**WORK TO DO:**
Can you rewrite the records below as a JSON list of strings, one string per line and no blank lines?

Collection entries
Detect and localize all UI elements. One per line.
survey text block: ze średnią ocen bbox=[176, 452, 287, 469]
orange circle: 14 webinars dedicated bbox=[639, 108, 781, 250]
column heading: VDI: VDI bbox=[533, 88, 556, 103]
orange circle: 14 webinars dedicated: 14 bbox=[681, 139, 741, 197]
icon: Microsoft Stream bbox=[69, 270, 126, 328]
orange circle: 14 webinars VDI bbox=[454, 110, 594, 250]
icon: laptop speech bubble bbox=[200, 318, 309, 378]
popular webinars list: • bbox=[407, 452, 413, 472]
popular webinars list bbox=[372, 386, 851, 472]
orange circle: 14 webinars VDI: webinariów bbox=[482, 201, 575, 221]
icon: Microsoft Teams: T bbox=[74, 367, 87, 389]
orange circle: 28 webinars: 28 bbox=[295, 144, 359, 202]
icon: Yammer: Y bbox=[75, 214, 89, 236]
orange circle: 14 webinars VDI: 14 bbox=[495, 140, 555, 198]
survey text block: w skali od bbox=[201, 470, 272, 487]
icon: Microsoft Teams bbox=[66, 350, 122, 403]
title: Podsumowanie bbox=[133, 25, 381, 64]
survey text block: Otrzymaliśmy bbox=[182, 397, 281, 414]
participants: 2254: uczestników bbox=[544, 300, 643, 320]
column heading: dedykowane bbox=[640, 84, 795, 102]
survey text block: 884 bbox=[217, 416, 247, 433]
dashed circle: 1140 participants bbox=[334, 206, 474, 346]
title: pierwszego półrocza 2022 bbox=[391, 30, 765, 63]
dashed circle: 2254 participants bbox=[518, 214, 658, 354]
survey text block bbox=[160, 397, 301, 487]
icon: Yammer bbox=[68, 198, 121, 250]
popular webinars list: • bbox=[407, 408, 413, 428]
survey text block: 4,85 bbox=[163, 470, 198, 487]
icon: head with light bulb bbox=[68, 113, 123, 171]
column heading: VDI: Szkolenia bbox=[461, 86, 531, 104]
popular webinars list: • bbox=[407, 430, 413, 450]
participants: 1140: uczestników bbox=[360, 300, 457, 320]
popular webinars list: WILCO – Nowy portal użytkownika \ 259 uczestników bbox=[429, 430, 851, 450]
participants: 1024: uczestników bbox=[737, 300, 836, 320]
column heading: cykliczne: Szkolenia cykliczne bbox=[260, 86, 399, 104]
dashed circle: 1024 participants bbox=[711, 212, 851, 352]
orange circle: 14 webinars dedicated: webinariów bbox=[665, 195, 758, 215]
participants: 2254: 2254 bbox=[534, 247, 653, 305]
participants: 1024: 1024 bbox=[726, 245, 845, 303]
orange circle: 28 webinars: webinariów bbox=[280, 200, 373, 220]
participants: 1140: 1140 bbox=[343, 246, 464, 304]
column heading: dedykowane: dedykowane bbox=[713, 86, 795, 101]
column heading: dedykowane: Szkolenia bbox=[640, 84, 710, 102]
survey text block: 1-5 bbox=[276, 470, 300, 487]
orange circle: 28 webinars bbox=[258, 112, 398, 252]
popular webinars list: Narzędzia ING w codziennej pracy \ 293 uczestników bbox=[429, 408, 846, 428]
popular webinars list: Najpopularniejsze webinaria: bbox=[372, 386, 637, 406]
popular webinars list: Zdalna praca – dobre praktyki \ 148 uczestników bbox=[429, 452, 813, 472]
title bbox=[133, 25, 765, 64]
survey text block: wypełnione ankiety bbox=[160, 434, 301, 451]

**CORRECT RESPONSE:**
[
  "Detect and localize all UI elements. One per line.",
  "survey text block: ze średnią ocen bbox=[176, 452, 287, 469]",
  "orange circle: 14 webinars dedicated bbox=[639, 108, 781, 250]",
  "column heading: VDI: VDI bbox=[533, 88, 556, 103]",
  "orange circle: 14 webinars dedicated: 14 bbox=[681, 139, 741, 197]",
  "icon: Microsoft Stream bbox=[69, 270, 126, 328]",
  "orange circle: 14 webinars VDI bbox=[454, 110, 594, 250]",
  "icon: laptop speech bubble bbox=[200, 318, 309, 378]",
  "popular webinars list: • bbox=[407, 452, 413, 472]",
  "popular webinars list bbox=[372, 386, 851, 472]",
  "orange circle: 14 webinars VDI: webinariów bbox=[482, 201, 575, 221]",
  "icon: Microsoft Teams: T bbox=[74, 367, 87, 389]",
  "orange circle: 28 webinars: 28 bbox=[295, 144, 359, 202]",
  "icon: Yammer: Y bbox=[75, 214, 89, 236]",
  "orange circle: 14 webinars VDI: 14 bbox=[495, 140, 555, 198]",
  "survey text block: w skali od bbox=[201, 470, 272, 487]",
  "icon: Microsoft Teams bbox=[66, 350, 122, 403]",
  "title: Podsumowanie bbox=[133, 25, 381, 64]",
  "survey text block: Otrzymaliśmy bbox=[182, 397, 281, 414]",
  "participants: 2254: uczestników bbox=[544, 300, 643, 320]",
  "column heading: dedykowane bbox=[640, 84, 795, 102]",
  "survey text block: 884 bbox=[217, 416, 247, 433]",
  "dashed circle: 1140 participants bbox=[334, 206, 474, 346]",
  "title: pierwszego półrocza 2022 bbox=[391, 30, 765, 63]",
  "dashed circle: 2254 participants bbox=[518, 214, 658, 354]",
  "survey text block bbox=[160, 397, 301, 487]",
  "icon: Yammer bbox=[68, 198, 121, 250]",
  "popular webinars list: • bbox=[407, 408, 413, 428]",
  "survey text block: 4,85 bbox=[163, 470, 198, 487]",
  "icon: head with light bulb bbox=[68, 113, 123, 171]",
  "column heading: VDI: Szkolenia bbox=[461, 86, 531, 104]",
  "popular webinars list: • bbox=[407, 430, 413, 450]",
  "participants: 1140: uczestników bbox=[360, 300, 457, 320]",
  "popular webinars list: WILCO – Nowy portal użytkownika \\ 259 uczestników bbox=[429, 430, 851, 450]",
  "participants: 1024: uczestników bbox=[737, 300, 836, 320]",
  "column heading: cykliczne: Szkolenia cykliczne bbox=[260, 86, 399, 104]",
  "dashed circle: 1024 participants bbox=[711, 212, 851, 352]",
  "orange circle: 14 webinars dedicated: webinariów bbox=[665, 195, 758, 215]",
  "participants: 2254: 2254 bbox=[534, 247, 653, 305]",
  "participants: 1024: 1024 bbox=[726, 245, 845, 303]",
  "orange circle: 28 webinars: webinariów bbox=[280, 200, 373, 220]",
  "participants: 1140: 1140 bbox=[343, 246, 464, 304]",
  "column heading: dedykowane: dedykowane bbox=[713, 86, 795, 101]",
  "column heading: dedykowane: Szkolenia bbox=[640, 84, 710, 102]",
  "survey text block: 1-5 bbox=[276, 470, 300, 487]",
  "orange circle: 28 webinars bbox=[258, 112, 398, 252]",
  "popular webinars list: Narzędzia ING w codziennej pracy \\ 293 uczestników bbox=[429, 408, 846, 428]",
  "popular webinars list: Najpopularniejsze webinaria: bbox=[372, 386, 637, 406]",
  "popular webinars list: Zdalna praca – dobre praktyki \\ 148 uczestników bbox=[429, 452, 813, 472]",
  "title bbox=[133, 25, 765, 64]",
  "survey text block: wypełnione ankiety bbox=[160, 434, 301, 451]"
]